--- Provided text ---
In the first scenario, the distribution of the current state fuel tax burden was examined. Under the current fuel tax system, the tax rate differed by fuel type. Therefore, the fuel tax was imposed on gasoline and diesel vehicles as described in the fuel tax section above. Since EVs do not pay fuel tax under the current fuel tax system, EVs were excluded from the first scenario. In the second scenario, a uniform VMT-based fee was imposed by each state. Because the VMT fee was set to collect the same amount of revenue as the current fuel tax, the rate was different in each state. This rate was imposed on all types of vehicle, regardless of the fuel type or fuel economy under the second scenario. In the third scenario, the VMT fee was again set to produce the same revenue as the state fuel tax, but the rate varied according to each vehicle’s fuel economy. Vehicles with better fuel economy had a lower VMT fee rate as an encouragement for people to select fuel-efficient vehicles. In each state, vehicles were split into three groups based on fuel economy: the highest, middle, and the lowest fuel economy group each included one-third of vehicles in each state. The basic level of VMT fee rate was applied to the middle level fuel economy group, whereas 0.4 cents per mile was added to the lowest fuel economy group and 0.4 cents per mile was subtracted for the highest fuel economy vehicles. The different settings of Scenarios 1, 2, and 3 are summarized in Table 7. EVs paid the same VMT fee rate as other vehicles in Scenario 2. In Scenario 3, EVs paid the lowest VMT fee rate, which was applied to the highest fuel economy group of gas-powered vehicles.
--- Data for this task ---
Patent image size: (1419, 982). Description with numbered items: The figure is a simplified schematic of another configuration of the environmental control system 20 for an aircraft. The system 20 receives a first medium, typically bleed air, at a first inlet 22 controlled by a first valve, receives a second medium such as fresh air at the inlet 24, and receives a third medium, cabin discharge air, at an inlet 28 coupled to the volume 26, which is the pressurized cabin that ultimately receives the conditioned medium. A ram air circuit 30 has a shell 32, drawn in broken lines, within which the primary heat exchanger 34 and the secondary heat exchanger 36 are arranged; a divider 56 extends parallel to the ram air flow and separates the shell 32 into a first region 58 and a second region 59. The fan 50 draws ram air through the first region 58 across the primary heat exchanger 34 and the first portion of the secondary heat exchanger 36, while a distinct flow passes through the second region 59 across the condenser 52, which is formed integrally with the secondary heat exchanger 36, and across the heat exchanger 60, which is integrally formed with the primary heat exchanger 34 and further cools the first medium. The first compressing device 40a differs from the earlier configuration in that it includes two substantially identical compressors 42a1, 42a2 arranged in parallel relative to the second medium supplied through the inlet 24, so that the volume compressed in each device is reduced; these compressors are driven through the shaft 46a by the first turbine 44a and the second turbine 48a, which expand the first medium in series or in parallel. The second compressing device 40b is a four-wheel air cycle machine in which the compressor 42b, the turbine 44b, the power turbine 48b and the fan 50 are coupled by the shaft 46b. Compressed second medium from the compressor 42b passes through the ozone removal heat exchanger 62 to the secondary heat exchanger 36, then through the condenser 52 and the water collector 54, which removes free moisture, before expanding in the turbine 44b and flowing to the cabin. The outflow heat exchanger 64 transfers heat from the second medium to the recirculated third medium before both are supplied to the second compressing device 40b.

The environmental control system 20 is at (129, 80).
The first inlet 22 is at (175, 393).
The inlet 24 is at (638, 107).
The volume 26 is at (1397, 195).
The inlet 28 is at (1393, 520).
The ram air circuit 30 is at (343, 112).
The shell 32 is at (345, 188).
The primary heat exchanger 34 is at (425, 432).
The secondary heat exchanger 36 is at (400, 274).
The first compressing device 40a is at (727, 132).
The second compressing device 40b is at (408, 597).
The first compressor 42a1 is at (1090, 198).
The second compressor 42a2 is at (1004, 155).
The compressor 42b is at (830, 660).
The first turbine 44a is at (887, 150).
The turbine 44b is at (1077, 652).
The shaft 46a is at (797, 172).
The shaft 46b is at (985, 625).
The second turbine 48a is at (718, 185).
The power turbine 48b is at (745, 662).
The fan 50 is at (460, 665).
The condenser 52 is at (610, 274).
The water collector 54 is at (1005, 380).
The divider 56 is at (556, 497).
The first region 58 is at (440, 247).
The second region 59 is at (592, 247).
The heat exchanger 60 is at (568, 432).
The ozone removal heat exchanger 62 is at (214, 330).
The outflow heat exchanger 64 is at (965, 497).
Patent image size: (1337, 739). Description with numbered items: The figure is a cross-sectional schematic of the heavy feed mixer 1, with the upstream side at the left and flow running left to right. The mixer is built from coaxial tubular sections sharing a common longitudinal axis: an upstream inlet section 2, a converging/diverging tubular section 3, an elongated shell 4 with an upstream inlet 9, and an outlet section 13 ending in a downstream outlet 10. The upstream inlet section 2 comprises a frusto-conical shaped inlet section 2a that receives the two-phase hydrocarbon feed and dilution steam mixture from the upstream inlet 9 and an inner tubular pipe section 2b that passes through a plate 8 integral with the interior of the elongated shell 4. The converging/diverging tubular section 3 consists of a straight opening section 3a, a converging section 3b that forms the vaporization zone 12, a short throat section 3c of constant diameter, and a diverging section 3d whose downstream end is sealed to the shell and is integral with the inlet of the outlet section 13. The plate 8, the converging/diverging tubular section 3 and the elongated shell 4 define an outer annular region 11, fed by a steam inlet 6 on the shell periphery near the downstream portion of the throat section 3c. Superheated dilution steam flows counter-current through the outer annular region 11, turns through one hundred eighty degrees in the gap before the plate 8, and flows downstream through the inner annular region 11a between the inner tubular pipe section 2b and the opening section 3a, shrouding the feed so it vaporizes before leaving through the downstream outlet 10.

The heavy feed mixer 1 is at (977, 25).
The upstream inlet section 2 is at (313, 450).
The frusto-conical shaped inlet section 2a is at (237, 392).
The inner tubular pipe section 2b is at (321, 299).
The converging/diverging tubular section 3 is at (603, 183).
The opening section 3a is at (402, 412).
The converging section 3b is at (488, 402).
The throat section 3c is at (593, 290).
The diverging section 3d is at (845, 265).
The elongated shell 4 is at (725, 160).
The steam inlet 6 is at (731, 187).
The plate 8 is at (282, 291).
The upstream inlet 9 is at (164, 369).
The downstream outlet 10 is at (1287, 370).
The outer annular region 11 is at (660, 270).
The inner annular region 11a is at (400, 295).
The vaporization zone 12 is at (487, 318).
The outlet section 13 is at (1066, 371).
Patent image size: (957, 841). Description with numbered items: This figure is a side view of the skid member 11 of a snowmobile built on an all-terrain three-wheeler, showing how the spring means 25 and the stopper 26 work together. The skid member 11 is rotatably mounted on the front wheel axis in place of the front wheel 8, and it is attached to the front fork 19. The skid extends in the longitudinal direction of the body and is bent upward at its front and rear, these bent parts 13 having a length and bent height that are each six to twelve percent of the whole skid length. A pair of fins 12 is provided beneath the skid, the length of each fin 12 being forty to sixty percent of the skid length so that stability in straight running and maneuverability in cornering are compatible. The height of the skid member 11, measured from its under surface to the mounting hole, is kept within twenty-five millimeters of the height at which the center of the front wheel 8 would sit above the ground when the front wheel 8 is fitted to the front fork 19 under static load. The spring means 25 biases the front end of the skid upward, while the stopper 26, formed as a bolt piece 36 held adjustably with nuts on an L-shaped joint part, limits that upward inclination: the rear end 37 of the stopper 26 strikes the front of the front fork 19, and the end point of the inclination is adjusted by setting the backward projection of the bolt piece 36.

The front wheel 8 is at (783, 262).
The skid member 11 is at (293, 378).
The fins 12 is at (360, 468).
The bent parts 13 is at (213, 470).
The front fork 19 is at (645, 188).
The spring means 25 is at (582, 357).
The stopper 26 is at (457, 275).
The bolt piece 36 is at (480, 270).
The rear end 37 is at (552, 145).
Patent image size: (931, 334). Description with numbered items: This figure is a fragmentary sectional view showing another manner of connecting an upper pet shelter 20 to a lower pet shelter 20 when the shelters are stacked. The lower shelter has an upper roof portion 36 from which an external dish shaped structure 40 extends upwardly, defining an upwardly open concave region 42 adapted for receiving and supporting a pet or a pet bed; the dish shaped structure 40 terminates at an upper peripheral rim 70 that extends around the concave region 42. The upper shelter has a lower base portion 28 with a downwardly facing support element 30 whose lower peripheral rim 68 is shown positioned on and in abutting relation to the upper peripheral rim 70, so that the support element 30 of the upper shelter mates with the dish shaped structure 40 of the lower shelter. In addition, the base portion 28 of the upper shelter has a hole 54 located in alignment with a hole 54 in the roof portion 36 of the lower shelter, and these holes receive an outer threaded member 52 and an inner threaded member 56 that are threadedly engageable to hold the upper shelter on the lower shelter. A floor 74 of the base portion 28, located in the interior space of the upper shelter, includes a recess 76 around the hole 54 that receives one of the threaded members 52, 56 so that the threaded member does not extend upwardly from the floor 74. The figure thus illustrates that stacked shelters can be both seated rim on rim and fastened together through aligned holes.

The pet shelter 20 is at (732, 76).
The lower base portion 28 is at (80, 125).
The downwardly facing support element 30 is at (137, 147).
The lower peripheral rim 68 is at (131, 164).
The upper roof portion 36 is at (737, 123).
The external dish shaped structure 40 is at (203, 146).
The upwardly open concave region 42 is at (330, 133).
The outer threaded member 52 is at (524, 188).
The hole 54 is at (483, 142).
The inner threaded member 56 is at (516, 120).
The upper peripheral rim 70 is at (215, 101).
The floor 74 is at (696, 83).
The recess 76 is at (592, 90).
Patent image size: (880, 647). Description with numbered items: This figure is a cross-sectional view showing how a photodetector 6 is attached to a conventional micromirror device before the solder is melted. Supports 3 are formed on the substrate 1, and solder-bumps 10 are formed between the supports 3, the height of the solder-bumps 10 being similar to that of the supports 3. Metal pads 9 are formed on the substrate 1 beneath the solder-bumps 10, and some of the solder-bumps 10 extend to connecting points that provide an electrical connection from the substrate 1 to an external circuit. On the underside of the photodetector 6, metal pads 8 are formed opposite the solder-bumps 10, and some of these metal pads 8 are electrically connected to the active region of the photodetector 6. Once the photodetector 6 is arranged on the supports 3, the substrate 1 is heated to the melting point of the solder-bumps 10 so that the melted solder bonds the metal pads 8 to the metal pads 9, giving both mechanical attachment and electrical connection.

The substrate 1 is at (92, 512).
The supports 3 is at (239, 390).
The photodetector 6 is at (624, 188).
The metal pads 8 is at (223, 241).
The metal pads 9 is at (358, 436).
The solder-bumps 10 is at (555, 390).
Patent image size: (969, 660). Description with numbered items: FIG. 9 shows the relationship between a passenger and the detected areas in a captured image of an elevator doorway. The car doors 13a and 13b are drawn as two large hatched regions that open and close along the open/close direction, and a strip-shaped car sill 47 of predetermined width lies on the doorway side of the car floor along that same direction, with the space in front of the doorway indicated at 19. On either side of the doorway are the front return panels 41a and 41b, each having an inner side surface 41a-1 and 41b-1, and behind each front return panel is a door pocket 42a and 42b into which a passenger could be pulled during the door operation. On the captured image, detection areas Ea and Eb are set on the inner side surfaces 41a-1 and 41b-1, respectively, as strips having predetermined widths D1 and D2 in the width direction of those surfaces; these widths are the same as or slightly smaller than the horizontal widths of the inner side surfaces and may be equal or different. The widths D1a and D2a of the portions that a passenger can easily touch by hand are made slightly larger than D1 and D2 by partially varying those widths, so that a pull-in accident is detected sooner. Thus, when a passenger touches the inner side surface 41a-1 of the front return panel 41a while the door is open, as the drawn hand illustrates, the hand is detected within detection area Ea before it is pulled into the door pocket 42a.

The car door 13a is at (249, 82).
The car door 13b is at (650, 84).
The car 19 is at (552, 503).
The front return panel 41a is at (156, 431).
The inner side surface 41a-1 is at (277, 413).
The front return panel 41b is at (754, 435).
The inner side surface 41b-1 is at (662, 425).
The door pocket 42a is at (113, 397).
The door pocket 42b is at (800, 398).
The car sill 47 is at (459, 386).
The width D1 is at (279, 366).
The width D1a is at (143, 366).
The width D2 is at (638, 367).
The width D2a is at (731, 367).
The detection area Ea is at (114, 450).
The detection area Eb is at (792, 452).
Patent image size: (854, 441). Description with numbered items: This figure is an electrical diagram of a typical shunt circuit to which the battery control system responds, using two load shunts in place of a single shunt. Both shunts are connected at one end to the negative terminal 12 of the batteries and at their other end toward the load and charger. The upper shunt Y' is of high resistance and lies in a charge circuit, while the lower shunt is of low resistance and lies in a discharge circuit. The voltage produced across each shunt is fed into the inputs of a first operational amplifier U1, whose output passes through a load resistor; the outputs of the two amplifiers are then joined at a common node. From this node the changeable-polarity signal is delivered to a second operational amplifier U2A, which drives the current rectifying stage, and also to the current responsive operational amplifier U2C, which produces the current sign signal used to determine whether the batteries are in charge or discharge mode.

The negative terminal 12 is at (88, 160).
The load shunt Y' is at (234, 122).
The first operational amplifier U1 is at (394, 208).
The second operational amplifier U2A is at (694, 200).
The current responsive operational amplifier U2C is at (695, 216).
---
-- Task requirements --
a) Put the lines of the listing from the line with "Patent image size: (880, 647)." to the line with "The supports 3 is at (239, 390).", both included, into a numbered list, leaving out blank lines.
b) Write what comes next in the passage on fuel taxes and mileage fees, starting where it stops.
The passage on fuel taxes and mileage fees has no connection to the listing.

-- Responses per task --
a)
1. Patent image size: (880, 647). Description with numbered items: This figure is a cross-sectional view showing how a photodetector 6 is attached to a conventional micromirror device before the solder is melted. Supports 3 are formed on the substrate 1, and solder-bumps 10 are formed between the supports 3, the height of the solder-bumps 10 being similar to that of the supports 3. Metal pads 9 are formed on the substrate 1 beneath the solder-bumps 10, and some of the solder-bumps 10 extend to connecting points that provide an electrical connection from the substrate 1 to an external circuit. On the underside of the photodetector 6, metal pads 8 are formed opposite the solder-bumps 10, and some of these metal pads 8 are electrically connected to the active region of the photodetector 6. Once the photodetector 6 is arranged on the supports 3, the substrate 1 is heated to the melting point of the solder-bumps 10 so that the melted solder bonds the metal pads 8 to the metal pads 9, giving both mechanical attachment and electrical connection.
2. The substrate 1 is at (92, 512).
3. The supports 3 is at (239, 390).

b)
Impact of the VMT Fee

Current Fuel Tax

In the first scenario, the current state fuel tax paid by each household was calculated using Equation 7. The current fuel tax was imposed on the amount of fuel consumed by all vehicles in each household. This fuel consumption was calculated based on the annual VMT and the fuel economy information of each vehicle in each household. Another factor was the fuel tax level, which was different according to fuel type and state. When a household had several vehicle types, the fuel economy of each vehicle was applied to calculate the fuel consumption, and the fuel type was considered when applying the tax rate.

Fuel Ta x_{h} = \sum_{v = 1}^{n} \frac{VM T_{v}}{Fuel Econom y_{v}} \times Fuel Tax Rate

(7)

where

$Fuel Ta x_{h} =$ fuel tax expected to be paid by a household, h, ($/year);

$VM T_{v} =$ annual VMT of vehicle, v, which belongs to a household, h, (VMT/year);

Fuel Tax Rate = fuel tax rate different by fuel type, state,and year ($/gal); and

Fuel Economy _v = fuel economy of vehicle, v, (mi/gal).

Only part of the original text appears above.